**Yang Harus Dikerjakan:**
1 - Jawab pertanyaan berikut berdasarkan teks tentang ruh ibadah:
(a) Apa yang dikandung oleh semua ibadah yang Allah perintahkan?
(b) Pada tanggal berapa puasa ‘Asyura dilakukan?
(c) Dosa-dosa selama kapan yang dapat digugurkan oleh puasa tersebut?
2 - Kutip secara persis bagian teks tentang ruh ibadah mulai dari "Selain dari menunaikan" sampai dengan "kita tidak menyembahNya.", termasuk kedua bagian itu.

**Petikan Teks:**
□ □ □ □ □ □ □

Selain dari menunaikan ibadah, selaku hamba-Nya kita juga harus menghadirkan ruh dari ibadah itu sendiri. Dimana semua ibadah yang Dia perintahkan adalah mengandung kepatuhan dan ketundukan kepada-Nya, sekaligus penghapusan tuhan-tuhan lain selain Allah Swt.
Tentulah akan menjadi lucu dan kontradiktif kalau kita patuh dan khusyuk saat beribadah kepada Allah, lalu selesai dari ibadah itu kita berperilaku yang tidak disukai olehNya. Seolah-olah kita hanya menyembah Allah sesaat saja.Diluar waktu ibadah, kita tidak menyembahNya.
Sebagai contoh, kita melakukan puasa ‘Asyura setiap tanggal 10 Muharram. Dengan penuh semangat dan antusias kita laksanakan puasa sunnah ini. Dan kita rutinkan di setiap tahunnya. Karena kita mengetahui bahwa puasa tersebut dapat menggugurkan dosa-dosa kita selama setahun yang lalu.

□ □ □ □ □ □ □

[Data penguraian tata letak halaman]
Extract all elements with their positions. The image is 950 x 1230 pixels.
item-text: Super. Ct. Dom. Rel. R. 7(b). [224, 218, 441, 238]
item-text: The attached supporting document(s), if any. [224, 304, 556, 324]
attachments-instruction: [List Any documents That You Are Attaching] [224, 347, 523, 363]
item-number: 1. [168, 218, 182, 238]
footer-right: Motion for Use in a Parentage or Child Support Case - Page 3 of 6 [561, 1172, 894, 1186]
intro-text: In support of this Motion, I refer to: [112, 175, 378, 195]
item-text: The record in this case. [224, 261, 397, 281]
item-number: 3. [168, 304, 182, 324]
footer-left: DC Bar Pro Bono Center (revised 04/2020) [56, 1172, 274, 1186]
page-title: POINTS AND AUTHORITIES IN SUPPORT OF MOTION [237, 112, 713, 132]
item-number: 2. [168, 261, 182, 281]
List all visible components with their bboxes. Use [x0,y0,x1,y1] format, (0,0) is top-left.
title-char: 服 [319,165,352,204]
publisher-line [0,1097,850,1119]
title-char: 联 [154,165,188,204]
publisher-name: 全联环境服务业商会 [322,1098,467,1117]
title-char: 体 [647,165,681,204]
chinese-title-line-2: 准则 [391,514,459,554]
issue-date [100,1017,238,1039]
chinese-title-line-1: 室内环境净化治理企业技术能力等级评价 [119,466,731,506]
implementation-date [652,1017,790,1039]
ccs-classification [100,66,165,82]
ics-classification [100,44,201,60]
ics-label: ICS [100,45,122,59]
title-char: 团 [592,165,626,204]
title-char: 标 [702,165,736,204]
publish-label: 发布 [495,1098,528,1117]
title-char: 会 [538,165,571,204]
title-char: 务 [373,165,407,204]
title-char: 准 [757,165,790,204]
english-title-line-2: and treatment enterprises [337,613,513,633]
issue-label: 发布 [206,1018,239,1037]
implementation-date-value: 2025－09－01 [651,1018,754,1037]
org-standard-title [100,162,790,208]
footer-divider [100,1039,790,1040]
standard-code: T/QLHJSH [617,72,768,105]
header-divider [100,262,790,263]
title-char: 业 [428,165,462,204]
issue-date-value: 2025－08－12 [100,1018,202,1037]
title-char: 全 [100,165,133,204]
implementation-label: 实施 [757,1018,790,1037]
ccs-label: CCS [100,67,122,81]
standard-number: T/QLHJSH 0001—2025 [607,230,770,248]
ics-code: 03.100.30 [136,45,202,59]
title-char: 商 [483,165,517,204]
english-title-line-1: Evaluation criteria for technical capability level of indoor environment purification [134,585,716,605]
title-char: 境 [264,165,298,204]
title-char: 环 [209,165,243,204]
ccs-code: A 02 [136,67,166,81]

□ □ □ □ □ □ □

**Daftar Jawaban:**
1 -
(a) Kepatuhan dan ketundukan kepada-Nya, sekaligus penghapusan tuhan-tuhan lain selain Allah Swt.
(b) Setiap tanggal 10 Muharram.
(c) Dosa-dosa selama setahun yang lalu.

2 -
Selain dari menunaikan ibadah, selaku hamba-Nya kita juga harus menghadirkan ruh dari ibadah itu sendiri. Dimana semua ibadah yang Dia perintahkan adalah mengandung kepatuhan dan ketundukan kepada-Nya, sekaligus penghapusan tuhan-tuhan lain selain Allah Swt.
Tentulah akan menjadi lucu dan kontradiktif kalau kita patuh dan khusyuk saat beribadah kepada Allah, lalu selesai dari ibadah itu kita berperilaku yang tidak disukai olehNya. Seolah-olah kita hanya menyembah Allah sesaat saja.Diluar waktu ibadah, kita tidak menyembahNya.